(Data excerpts)
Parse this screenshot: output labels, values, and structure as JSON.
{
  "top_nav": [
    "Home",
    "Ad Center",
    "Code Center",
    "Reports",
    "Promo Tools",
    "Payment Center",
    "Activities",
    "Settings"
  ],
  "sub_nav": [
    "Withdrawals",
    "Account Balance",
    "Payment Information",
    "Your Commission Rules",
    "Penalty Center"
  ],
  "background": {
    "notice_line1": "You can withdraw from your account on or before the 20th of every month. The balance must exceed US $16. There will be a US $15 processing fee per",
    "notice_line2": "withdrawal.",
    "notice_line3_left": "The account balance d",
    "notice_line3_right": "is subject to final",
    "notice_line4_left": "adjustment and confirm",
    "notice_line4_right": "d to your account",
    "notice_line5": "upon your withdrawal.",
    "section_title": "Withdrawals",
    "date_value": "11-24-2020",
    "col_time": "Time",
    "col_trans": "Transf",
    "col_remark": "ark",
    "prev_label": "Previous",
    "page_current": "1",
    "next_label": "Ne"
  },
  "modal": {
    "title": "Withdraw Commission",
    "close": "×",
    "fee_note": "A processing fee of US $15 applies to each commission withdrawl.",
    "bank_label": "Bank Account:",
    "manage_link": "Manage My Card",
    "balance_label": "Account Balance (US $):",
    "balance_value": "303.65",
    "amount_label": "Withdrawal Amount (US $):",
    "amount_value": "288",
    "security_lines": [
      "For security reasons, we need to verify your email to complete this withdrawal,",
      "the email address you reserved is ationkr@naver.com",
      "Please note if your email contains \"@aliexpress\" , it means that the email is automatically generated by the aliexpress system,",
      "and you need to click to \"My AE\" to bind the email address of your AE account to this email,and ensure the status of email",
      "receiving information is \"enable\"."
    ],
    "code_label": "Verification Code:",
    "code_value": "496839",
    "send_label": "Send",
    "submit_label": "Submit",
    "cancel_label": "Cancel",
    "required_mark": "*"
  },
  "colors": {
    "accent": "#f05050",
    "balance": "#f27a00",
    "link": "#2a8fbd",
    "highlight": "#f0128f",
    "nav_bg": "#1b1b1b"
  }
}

==

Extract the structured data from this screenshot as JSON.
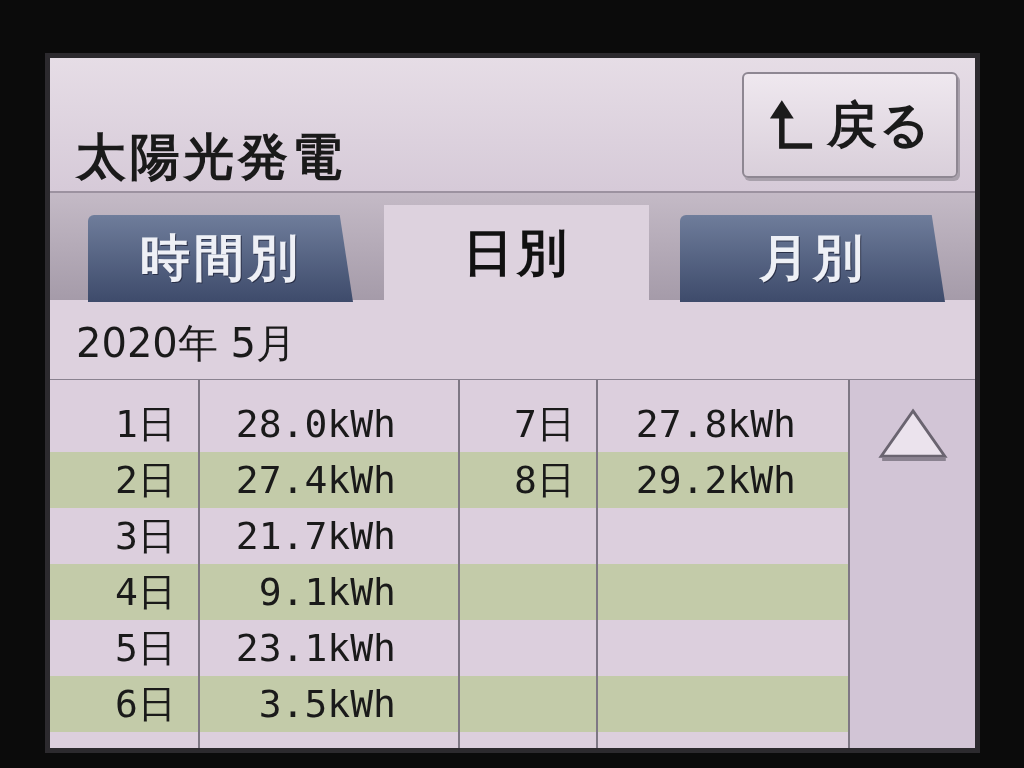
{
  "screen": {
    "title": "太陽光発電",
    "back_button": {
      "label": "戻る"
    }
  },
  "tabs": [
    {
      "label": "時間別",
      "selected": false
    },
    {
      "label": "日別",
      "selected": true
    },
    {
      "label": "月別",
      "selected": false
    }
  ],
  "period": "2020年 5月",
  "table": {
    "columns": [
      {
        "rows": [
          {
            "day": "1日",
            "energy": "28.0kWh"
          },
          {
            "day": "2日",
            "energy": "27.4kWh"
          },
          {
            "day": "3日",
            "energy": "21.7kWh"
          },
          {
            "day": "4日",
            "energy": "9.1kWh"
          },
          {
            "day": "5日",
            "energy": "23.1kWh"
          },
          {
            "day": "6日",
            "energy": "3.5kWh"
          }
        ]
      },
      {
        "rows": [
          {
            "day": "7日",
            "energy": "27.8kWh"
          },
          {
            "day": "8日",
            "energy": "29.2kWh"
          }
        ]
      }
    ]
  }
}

...

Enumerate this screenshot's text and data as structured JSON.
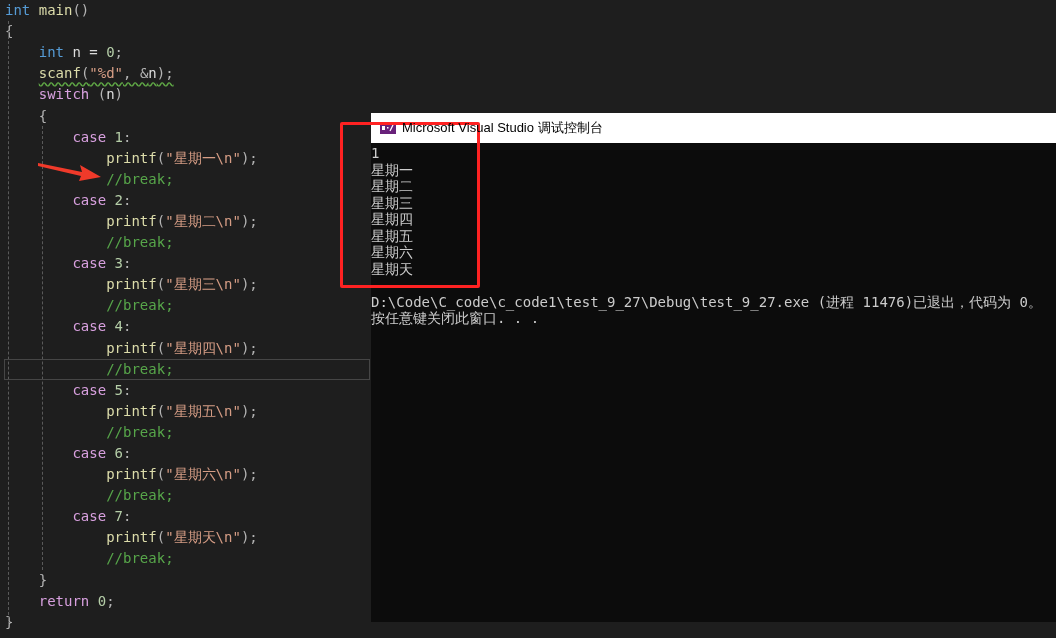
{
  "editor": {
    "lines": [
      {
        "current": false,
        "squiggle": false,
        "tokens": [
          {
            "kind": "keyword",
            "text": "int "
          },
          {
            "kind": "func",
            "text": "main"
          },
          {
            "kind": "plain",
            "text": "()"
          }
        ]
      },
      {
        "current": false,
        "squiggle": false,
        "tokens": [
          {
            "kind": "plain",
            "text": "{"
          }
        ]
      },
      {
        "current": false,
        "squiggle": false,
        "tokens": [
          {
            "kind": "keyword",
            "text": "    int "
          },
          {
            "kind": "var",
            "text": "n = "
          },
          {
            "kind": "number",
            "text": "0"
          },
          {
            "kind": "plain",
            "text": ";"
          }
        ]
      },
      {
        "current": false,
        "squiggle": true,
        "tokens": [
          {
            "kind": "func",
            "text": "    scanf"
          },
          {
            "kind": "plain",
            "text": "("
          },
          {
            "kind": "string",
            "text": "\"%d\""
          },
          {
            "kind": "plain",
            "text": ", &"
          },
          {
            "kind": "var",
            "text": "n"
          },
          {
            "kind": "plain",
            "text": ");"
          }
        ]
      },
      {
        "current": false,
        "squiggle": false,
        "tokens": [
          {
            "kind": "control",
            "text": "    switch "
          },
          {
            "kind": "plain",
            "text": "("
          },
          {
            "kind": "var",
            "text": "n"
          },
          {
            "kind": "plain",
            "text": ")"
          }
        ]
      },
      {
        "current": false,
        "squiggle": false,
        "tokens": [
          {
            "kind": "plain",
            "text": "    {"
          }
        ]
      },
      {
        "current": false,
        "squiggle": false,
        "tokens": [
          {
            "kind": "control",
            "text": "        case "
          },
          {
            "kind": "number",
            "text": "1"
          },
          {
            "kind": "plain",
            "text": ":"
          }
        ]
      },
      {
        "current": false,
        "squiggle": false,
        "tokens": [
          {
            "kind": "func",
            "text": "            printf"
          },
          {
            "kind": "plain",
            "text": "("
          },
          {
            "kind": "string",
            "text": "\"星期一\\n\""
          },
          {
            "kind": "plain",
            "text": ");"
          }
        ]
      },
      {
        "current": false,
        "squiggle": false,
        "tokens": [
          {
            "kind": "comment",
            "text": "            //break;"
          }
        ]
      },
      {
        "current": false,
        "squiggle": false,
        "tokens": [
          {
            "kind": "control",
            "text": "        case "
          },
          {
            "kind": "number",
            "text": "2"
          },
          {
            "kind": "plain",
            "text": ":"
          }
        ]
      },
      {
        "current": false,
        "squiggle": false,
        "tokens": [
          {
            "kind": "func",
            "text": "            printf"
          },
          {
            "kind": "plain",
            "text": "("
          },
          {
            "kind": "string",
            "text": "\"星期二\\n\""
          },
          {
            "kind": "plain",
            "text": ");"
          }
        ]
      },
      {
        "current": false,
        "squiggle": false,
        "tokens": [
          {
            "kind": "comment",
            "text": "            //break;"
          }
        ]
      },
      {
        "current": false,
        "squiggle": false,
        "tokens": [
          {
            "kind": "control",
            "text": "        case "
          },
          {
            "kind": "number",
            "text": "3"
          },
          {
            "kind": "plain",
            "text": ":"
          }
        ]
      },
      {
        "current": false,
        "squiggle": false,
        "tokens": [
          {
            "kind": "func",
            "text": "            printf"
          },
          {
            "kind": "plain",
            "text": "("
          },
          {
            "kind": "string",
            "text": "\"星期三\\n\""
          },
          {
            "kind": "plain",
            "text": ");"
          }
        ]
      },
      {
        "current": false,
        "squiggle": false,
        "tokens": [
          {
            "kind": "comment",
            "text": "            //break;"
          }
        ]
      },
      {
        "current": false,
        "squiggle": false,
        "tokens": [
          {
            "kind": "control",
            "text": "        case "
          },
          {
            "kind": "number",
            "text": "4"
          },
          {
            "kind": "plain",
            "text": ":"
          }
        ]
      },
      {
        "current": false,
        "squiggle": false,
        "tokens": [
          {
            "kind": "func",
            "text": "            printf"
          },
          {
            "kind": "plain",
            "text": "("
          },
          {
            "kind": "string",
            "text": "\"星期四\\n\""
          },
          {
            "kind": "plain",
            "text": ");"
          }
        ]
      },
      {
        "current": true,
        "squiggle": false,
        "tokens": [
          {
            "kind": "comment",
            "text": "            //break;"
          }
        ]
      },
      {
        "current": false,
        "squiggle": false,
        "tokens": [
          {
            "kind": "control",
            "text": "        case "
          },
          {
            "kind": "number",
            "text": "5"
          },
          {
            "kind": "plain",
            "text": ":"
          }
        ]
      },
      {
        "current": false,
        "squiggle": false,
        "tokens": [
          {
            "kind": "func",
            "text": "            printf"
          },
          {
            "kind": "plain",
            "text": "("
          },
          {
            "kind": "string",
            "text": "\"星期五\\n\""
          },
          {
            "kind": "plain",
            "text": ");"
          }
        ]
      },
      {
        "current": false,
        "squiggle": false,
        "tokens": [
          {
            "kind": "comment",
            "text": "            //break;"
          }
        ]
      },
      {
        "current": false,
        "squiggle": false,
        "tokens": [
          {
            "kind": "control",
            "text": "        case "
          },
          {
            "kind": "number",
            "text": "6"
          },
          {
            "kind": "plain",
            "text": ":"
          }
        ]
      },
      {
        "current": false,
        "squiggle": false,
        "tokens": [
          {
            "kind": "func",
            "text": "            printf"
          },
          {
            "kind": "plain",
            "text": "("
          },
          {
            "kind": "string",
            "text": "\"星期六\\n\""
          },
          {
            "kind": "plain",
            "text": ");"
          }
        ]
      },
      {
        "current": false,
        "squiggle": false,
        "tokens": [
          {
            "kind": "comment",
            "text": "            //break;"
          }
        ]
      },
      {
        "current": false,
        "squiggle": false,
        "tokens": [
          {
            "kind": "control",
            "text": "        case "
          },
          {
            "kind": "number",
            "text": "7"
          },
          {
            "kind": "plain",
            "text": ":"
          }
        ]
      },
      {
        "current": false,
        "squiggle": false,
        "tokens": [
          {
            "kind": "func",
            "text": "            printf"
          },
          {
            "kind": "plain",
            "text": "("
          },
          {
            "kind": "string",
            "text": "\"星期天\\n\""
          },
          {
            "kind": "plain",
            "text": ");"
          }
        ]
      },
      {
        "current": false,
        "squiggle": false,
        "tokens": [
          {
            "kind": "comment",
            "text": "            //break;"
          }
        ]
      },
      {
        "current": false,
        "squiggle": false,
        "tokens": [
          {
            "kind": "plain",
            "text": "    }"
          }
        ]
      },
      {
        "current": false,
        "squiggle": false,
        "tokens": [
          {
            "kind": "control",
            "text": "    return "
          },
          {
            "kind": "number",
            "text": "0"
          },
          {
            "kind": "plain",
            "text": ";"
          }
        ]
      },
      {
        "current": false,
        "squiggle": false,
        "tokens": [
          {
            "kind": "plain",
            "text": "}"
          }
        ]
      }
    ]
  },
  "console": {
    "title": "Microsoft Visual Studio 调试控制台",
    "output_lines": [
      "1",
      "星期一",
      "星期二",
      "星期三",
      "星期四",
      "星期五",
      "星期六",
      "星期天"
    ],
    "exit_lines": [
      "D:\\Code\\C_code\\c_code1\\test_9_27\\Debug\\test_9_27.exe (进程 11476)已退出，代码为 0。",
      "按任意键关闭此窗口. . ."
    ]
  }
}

**To do**
Scan the lines for the string "Withdrawals". Pick out every line that has it.

**Correct result**
    "Withdrawals",
    "section_title": "Withdrawals",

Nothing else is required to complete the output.